To ensure that a professional presence is maintained at all times, a staff of some 60 people work alongside the Jericho Benedictines.

- Derby: (1996) Recovering drug users.
- Dundee: (1996) Recovering alcoholics in a purpose built facility with 12 flats.
- Edinburgh: (1988) Registered Residential Care Home, a half-way house, free food and clothing for the homeless.
- Girvan: (1993) Place where people who are cared for can experience a week's holiday.
- Greenock: (1980) Support for 18 men recovering from alcohol and/or drug abuse.
- Manchester: (2005) The Morning Star Hostel provides support for 15 homeless men.
- Port Glasgow: (1976) Provides supported housing for 18 men recovering from drug abuse.
- Tamil Nadu, India: (1990) This group of 25 family homes is supported by the Jericho Benedictines.
- Wolverhampton: (1985) There are two short- and long-term support units: one in Albert Road (1985) for nine women and their children, and one in Tetenhall Road (1992) for eleven women and their children in self-contained bedsits.

==Jericho Neighbours==

Like the religious orders of the Middle Ages, the Jericho Benedictines are assisted by an army of volunteers. Apart from their regular prayers, these men and women raise money for the work of the Society as well as help out, whenever possible, at one of the Jericho Inns.

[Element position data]

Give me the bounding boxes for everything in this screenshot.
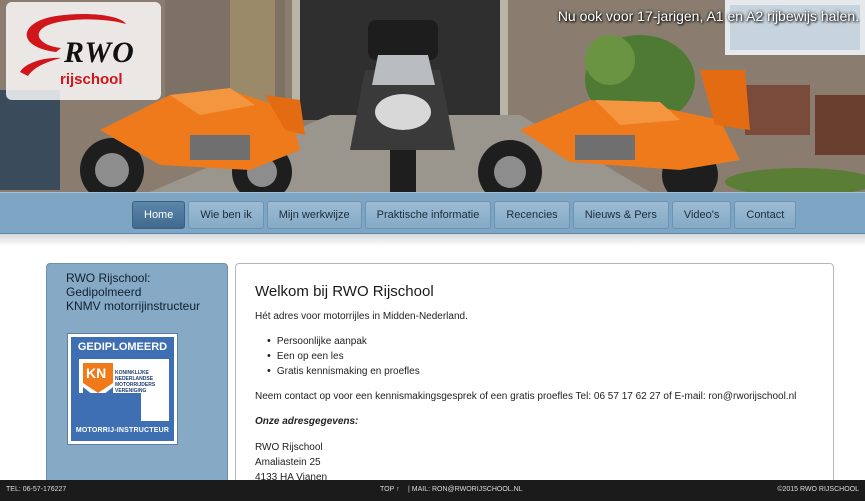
page-title: Welkom bij RWO Rijschool — [255, 283, 434, 300]
sidebar-line: RWO Rijschool: — [66, 271, 151, 285]
list-item: Persoonlijke aanpak — [267, 334, 420, 349]
address-heading: Onze adresgegevens: — [255, 416, 359, 427]
sidebar-line: Gedipolmeerd — [66, 285, 142, 299]
list-item: Gratis kennismaking en proefles — [267, 364, 420, 379]
logo-brand-text: RWO — [64, 36, 135, 69]
footer-copyright: ©2015 RWO RIJSCHOOL — [777, 486, 859, 493]
list-item: Een op een les — [267, 349, 420, 364]
sidebar-intro: RWO Rijschool: Gedipolmeerd KNMV motorri… — [66, 271, 226, 313]
footer: TEL: 06-57-176227 TOP ↑ | MAIL: RON@RWOR… — [0, 480, 865, 501]
badge-letters: KN — [86, 365, 106, 381]
header-banner: RWO rijschool Nu ook voor 17-jarigen, A1… — [0, 0, 865, 192]
rwo-logo[interactable]: RWO rijschool — [6, 2, 161, 100]
address-block: RWO Rijschool Amaliastein 25 4133 HA Via… — [255, 440, 327, 485]
address-line: Amaliastein 25 — [255, 457, 321, 468]
address-line: RWO Rijschool — [255, 442, 323, 453]
main-menu: Home Wie ben ik Mijn werkwijze Praktisch… — [132, 201, 799, 229]
nav-contact[interactable]: Contact — [734, 201, 797, 229]
nav-shadow-divider — [0, 234, 865, 246]
nav-mijn-werkwijze[interactable]: Mijn werkwijze — [266, 201, 362, 229]
main-navigation-bar: Home Wie ben ik Mijn werkwijze Praktisch… — [0, 192, 865, 234]
badge-top-label: GEDIPLOMEERD — [77, 341, 168, 353]
nav-wie-ben-ik[interactable]: Wie ben ik — [188, 201, 264, 229]
badge-panel: GEDIPLOMEERD KN KONINKLIJKE NEDERLANDSE … — [71, 337, 174, 441]
knmv-certification-badge: GEDIPLOMEERD KN KONINKLIJKE NEDERLANDSE … — [67, 333, 178, 445]
nav-videos[interactable]: Video's — [671, 201, 732, 229]
nav-praktische-informatie[interactable]: Praktische informatie — [364, 201, 492, 229]
footer-mail-link[interactable]: | MAIL: RON@RWORIJSCHOOL.NL — [408, 486, 523, 493]
sidebar: RWO Rijschool: Gedipolmeerd KNMV motorri… — [46, 263, 228, 501]
badge-bottom-label: MOTORRIJ-INSTRUCTEUR — [75, 427, 170, 434]
footer-phone: TEL: 06-57-176227 — [6, 486, 67, 493]
main-content: Welkom bij RWO Rijschool Hét adres voor … — [235, 263, 834, 501]
nav-home[interactable]: Home — [132, 201, 186, 229]
back-to-top-link[interactable]: TOP ↑ — [380, 486, 400, 493]
contact-text: Neem contact op voor een kennismakingsge… — [255, 391, 797, 402]
logo-sub-text: rijschool — [60, 71, 123, 88]
nav-recencies[interactable]: Recencies — [494, 201, 570, 229]
benefits-list: Persoonlijke aanpak Een op een les Grati… — [267, 334, 420, 379]
intro-text: Hét adres voor motorrijles in Midden-Ned… — [255, 311, 468, 322]
sidebar-line: KNMV motorrijinstructeur — [66, 299, 201, 313]
nav-nieuws-pers[interactable]: Nieuws & Pers — [572, 201, 669, 229]
header-tagline: Nu ook voor 17-jarigen, A1 en A2 rijbewi… — [557, 8, 859, 24]
badge-organisation: KONINKLIJKE NEDERLANDSE MOTORRIJDERS VER… — [115, 370, 156, 394]
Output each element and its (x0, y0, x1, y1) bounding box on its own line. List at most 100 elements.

DESCRIPTION OF THE TASK -
According to the excerpt on the Jericho Benedictines, how many homeless men does the Morning Star Hostel in Manchester support?

EXERCISE OUTPUT -
15 homeless men.